*PROBLEM STATEMENT*. Recast the records, from the first line through the line containing "text-line: palace, assuring", as a Markdown table with the columns Row and Line, giving each line a row number and skipping blank lines.
### EXCERPTED DATA
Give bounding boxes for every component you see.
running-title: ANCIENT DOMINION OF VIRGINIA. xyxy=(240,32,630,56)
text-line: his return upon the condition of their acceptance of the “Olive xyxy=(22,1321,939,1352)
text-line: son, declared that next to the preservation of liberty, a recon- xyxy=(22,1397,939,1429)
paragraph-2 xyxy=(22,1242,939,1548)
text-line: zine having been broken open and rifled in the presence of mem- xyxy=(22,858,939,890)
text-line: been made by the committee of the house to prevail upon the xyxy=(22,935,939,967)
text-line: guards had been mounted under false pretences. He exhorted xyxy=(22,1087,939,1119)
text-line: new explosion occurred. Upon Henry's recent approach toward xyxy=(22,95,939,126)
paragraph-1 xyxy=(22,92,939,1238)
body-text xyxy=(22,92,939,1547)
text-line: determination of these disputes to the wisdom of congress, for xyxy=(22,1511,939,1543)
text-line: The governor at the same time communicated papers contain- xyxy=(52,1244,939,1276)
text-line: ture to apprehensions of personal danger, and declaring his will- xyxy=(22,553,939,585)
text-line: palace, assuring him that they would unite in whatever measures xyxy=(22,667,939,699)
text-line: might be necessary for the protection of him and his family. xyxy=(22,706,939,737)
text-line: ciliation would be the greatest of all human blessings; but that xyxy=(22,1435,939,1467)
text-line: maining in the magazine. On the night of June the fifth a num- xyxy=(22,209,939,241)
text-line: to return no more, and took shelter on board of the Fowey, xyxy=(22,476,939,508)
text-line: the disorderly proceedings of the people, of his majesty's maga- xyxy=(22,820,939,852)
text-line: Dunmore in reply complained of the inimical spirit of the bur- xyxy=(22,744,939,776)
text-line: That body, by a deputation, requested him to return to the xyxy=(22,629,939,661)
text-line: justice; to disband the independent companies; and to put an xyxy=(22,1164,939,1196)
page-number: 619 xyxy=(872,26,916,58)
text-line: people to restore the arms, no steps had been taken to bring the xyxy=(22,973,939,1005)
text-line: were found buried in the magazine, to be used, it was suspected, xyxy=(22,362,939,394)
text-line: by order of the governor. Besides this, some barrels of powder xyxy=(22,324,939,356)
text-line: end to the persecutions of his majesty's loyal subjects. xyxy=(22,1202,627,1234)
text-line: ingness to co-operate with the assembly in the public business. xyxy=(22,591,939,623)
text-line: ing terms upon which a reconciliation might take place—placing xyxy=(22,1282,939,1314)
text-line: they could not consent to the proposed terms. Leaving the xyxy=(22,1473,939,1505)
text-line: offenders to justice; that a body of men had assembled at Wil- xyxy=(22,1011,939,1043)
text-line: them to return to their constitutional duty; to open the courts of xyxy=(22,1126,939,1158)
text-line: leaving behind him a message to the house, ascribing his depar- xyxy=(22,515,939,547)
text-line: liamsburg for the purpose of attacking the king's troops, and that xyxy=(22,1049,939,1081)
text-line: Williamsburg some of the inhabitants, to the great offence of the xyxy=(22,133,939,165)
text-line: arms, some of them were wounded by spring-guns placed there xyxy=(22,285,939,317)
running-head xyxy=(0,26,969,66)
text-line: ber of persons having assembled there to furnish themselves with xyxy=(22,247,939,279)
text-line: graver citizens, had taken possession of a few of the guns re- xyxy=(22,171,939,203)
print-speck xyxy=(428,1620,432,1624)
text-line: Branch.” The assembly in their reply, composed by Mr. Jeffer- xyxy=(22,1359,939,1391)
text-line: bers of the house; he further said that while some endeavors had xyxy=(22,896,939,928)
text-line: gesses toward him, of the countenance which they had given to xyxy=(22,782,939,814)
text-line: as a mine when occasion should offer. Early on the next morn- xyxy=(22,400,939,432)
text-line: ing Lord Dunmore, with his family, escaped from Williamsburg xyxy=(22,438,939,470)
######
*ANSWER TO THIS TASK*.
| Row | Line |
|---|---|
| 1 | Give bounding boxes for every component you see. |
| 2 | running-title: ANCIENT DOMINION OF VIRGINIA. xyxy=(240,32,630,56) |
| 3 | text-line: his return upon the condition of their acceptance of the “Olive xyxy=(22,1321,939,1352) |
| 4 | text-line: son, declared that next to the preservation of liberty, a recon- xyxy=(22,1397,939,1429) |
| 5 | paragraph-2 xyxy=(22,1242,939,1548) |
| 6 | text-line: zine having been broken open and rifled in the presence of mem- xyxy=(22,858,939,890) |
| 7 | text-line: been made by the committee of the house to prevail upon the xyxy=(22,935,939,967) |
| 8 | text-line: guards had been mounted under false pretences. He exhorted xyxy=(22,1087,939,1119) |
| 9 | text-line: new explosion occurred. Upon Henry's recent approach toward xyxy=(22,95,939,126) |
| 10 | paragraph-1 xyxy=(22,92,939,1238) |
| 11 | body-text xyxy=(22,92,939,1547) |
| 12 | text-line: determination of these disputes to the wisdom of congress, for xyxy=(22,1511,939,1543) |
| 13 | text-line: The governor at the same time communicated papers contain- xyxy=(52,1244,939,1276) |
| 14 | text-line: ture to apprehensions of personal danger, and declaring his will- xyxy=(22,553,939,585) |
| 15 | text-line: palace, assuring him that they would unite in whatever measures xyxy=(22,667,939,699) |